### WHAT IS BEING ASKED
Return the lines where the word "deduction" occurs.

[Dataset items]
[Begin]

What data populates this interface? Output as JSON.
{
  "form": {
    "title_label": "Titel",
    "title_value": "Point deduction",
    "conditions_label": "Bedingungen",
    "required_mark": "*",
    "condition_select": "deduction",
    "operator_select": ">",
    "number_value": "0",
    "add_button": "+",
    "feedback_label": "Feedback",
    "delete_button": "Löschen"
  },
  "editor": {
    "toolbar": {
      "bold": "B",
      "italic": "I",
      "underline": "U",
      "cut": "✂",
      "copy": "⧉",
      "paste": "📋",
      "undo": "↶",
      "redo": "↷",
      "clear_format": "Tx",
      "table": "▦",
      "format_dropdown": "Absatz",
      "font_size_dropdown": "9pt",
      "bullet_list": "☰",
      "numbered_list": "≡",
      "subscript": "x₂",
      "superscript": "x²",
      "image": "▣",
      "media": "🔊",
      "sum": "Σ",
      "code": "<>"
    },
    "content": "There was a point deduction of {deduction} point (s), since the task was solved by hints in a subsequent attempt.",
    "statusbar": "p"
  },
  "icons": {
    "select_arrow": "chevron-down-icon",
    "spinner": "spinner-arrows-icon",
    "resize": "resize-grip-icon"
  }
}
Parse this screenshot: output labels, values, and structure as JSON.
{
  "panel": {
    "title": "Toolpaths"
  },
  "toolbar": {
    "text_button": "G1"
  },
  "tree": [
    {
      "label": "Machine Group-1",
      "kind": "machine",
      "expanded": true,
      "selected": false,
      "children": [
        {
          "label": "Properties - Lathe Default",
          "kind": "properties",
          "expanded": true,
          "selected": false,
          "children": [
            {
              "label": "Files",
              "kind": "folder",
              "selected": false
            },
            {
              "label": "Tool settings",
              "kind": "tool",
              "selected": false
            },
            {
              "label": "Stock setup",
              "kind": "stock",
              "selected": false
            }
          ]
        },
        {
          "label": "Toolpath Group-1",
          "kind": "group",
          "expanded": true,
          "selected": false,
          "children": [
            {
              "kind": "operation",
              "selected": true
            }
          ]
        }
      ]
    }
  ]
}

[End]

### EXERCISE OUTPUT
    "title_value": "Point deduction",
    "condition_select": "deduction",
    "content": "There was a point deduction of {deduction} point (s), since the task was solved by hints in a subsequent attempt.",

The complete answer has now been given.